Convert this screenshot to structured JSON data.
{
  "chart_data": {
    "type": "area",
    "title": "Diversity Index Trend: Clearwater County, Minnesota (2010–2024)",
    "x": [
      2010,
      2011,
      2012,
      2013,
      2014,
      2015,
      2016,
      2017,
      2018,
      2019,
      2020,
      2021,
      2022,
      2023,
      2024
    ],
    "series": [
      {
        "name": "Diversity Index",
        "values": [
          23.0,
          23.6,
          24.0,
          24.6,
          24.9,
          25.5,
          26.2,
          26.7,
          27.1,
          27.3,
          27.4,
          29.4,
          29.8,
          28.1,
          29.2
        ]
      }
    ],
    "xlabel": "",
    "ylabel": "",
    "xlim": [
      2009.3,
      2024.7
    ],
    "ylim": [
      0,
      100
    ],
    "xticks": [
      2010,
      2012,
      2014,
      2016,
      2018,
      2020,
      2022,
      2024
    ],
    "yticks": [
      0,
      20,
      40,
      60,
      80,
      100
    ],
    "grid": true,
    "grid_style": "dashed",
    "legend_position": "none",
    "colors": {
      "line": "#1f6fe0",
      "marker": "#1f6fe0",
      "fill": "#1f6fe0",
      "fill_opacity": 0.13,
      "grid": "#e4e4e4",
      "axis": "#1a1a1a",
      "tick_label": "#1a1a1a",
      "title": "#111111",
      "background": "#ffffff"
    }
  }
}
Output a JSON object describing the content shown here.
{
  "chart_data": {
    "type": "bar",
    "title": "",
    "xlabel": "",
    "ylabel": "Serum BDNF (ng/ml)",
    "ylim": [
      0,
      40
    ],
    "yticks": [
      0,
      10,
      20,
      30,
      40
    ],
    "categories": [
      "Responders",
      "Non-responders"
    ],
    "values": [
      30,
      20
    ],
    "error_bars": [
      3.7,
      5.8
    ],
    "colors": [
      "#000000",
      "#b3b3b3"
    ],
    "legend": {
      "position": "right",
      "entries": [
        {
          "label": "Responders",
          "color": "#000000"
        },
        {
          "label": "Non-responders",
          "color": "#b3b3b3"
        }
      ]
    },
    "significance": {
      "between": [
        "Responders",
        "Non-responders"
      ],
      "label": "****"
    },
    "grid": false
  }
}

_Task objective:_ Pull out each record as written and restate it exactly.

_Exercise result:_
Convert this screenshot to structured JSON data.
{
  "chart_data": {
    "type": "area",
    "title": "Diversity Index Trend: Clearwater County, Minnesota (2010–2024)",
    "x": [
      2010,
      2011,
      2012,
      2013,
      2014,
      2015,
      2016,
      2017,
      2018,
      2019,
      2020,
      2021,
      2022,
      2023,
      2024
    ],
    "series": [
      {
        "name": "Diversity Index",
        "values": [
          23.0,
          23.6,
          24.0,
          24.6,
          24.9,
          25.5,
          26.2,
          26.7,
          27.1,
          27.3,
          27.4,
          29.4,
          29.8,
          28.1,
          29.2
        ]
      }
    ],
    "xlabel": "",
    "ylabel": "",
    "xlim": [
      2009.3,
      2024.7
    ],
    "ylim": [
      0,
      100
    ],
    "xticks": [
      2010,
      2012,
      2014,
      2016,
      2018,
      2020,
      2022,
      2024
    ],
    "yticks": [
      0,
      20,
      40,
      60,
      80,
      100
    ],
    "grid": true,
    "grid_style": "dashed",
    "legend_position": "none",
    "colors": {
      "line": "#1f6fe0",
      "marker": "#1f6fe0",
      "fill": "#1f6fe0",
      "fill_opacity": 0.13,
      "grid": "#e4e4e4",
      "axis": "#1a1a1a",
      "tick_label": "#1a1a1a",
      "title": "#111111",
      "background": "#ffffff"
    }
  }
}
Output a JSON object describing the content shown here.
{
  "chart_data": {
    "type": "bar",
    "title": "",
    "xlabel": "",
    "ylabel": "Serum BDNF (ng/ml)",
    "ylim": [
      0,
      40
    ],
    "yticks": [
      0,
      10,
      20,
      30,
      40
    ],
    "categories": [
      "Responders",
      "Non-responders"
    ],
    "values": [
      30,
      20
    ],
    "error_bars": [
      3.7,
      5.8
    ],
    "colors": [
      "#000000",
      "#b3b3b3"
    ],
    "legend": {
      "position": "right",
      "entries": [
        {
          "label": "Responders",
          "color": "#000000"
        },
        {
          "label": "Non-responders",
          "color": "#b3b3b3"
        }
      ]
    },
    "significance": {
      "between": [
        "Responders",
        "Non-responders"
      ],
      "label": "****"
    },
    "grid": false
  }
}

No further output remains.